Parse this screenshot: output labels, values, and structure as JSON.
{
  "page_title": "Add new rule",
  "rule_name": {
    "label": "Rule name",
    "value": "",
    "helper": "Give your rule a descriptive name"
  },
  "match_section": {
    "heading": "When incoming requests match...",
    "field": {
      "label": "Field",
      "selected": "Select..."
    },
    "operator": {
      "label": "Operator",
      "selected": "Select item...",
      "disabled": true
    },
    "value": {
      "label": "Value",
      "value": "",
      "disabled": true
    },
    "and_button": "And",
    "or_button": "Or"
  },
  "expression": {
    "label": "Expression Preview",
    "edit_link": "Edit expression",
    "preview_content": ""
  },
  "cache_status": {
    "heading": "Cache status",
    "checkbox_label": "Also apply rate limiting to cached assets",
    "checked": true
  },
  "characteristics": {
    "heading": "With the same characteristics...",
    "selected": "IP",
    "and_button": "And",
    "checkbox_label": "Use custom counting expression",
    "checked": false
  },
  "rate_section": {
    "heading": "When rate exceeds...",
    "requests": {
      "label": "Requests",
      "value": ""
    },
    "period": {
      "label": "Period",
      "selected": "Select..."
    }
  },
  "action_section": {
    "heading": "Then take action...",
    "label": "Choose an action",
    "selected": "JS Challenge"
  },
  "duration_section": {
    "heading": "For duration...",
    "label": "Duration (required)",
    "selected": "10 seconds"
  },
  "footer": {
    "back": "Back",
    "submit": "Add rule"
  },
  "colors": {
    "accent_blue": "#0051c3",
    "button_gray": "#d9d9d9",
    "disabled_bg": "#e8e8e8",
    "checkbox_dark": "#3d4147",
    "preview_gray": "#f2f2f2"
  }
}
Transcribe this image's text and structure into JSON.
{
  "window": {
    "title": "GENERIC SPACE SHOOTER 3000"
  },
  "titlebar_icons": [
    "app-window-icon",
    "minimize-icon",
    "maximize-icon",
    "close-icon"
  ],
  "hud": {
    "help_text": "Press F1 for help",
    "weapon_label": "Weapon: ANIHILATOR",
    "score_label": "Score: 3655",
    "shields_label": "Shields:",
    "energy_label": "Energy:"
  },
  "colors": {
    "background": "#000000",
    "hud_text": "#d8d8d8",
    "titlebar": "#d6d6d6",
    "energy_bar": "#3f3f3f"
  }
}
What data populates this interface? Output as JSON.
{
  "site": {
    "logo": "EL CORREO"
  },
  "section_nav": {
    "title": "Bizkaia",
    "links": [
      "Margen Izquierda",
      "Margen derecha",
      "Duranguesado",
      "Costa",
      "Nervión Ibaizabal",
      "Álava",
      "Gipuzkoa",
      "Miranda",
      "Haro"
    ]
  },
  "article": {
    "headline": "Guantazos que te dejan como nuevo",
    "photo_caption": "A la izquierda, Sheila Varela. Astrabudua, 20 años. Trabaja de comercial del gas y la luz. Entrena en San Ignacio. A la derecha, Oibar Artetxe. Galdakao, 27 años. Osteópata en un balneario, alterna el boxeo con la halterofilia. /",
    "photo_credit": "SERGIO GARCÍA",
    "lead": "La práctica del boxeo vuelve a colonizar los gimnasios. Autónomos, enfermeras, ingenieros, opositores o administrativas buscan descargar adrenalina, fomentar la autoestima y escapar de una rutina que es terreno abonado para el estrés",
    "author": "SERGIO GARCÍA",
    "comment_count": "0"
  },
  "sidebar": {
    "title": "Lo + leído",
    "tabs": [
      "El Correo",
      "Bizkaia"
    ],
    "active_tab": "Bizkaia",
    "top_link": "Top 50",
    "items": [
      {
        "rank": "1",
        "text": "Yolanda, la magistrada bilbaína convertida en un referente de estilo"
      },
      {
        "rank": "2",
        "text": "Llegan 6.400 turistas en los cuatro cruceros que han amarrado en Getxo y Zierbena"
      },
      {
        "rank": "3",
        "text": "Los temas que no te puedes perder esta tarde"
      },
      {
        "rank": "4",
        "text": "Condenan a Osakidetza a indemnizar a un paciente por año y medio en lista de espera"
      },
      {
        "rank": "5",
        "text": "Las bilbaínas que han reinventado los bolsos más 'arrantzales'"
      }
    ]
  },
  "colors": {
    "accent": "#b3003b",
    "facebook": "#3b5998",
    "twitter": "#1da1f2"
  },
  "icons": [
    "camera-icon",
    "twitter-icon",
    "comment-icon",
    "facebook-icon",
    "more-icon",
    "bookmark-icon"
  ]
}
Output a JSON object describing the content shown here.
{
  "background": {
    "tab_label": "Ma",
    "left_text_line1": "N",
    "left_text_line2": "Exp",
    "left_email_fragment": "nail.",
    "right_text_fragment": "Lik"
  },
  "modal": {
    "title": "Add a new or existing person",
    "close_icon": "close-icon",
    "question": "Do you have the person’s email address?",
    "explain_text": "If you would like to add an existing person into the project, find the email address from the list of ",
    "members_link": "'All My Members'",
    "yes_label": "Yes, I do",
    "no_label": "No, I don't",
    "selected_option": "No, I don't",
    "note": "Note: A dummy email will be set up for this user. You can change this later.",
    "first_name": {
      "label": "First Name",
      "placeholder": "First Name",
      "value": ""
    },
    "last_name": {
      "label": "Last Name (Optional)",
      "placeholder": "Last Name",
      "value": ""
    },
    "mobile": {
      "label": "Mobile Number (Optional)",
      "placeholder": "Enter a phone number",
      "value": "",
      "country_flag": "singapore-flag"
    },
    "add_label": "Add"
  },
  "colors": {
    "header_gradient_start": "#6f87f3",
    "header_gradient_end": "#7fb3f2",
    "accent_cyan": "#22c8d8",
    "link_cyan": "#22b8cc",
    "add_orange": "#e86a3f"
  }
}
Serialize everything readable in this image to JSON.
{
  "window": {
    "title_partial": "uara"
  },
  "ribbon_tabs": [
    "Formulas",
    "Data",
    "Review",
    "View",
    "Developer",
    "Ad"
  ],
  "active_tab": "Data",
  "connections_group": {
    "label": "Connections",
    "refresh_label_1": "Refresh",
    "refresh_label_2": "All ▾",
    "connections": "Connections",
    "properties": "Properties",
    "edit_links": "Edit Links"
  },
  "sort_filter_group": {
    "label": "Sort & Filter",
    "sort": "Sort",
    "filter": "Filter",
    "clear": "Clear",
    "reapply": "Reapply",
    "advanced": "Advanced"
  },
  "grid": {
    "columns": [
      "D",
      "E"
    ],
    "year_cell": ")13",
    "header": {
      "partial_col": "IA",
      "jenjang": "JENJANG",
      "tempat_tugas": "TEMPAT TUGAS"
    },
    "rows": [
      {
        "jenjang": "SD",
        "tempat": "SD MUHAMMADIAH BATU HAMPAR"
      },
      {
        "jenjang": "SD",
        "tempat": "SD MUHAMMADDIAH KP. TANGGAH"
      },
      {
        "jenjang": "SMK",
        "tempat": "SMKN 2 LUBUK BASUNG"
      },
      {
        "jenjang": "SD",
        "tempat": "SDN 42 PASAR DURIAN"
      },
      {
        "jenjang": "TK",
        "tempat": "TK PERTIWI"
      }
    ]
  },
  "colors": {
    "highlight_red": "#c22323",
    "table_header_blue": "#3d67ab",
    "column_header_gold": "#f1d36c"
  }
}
|---|
### Aim
Pick out every line above that holds the word "image" and copy it.

### The completed task
Transcribe this image's text and structure into JSON.
Serialize everything readable in this image to JSON.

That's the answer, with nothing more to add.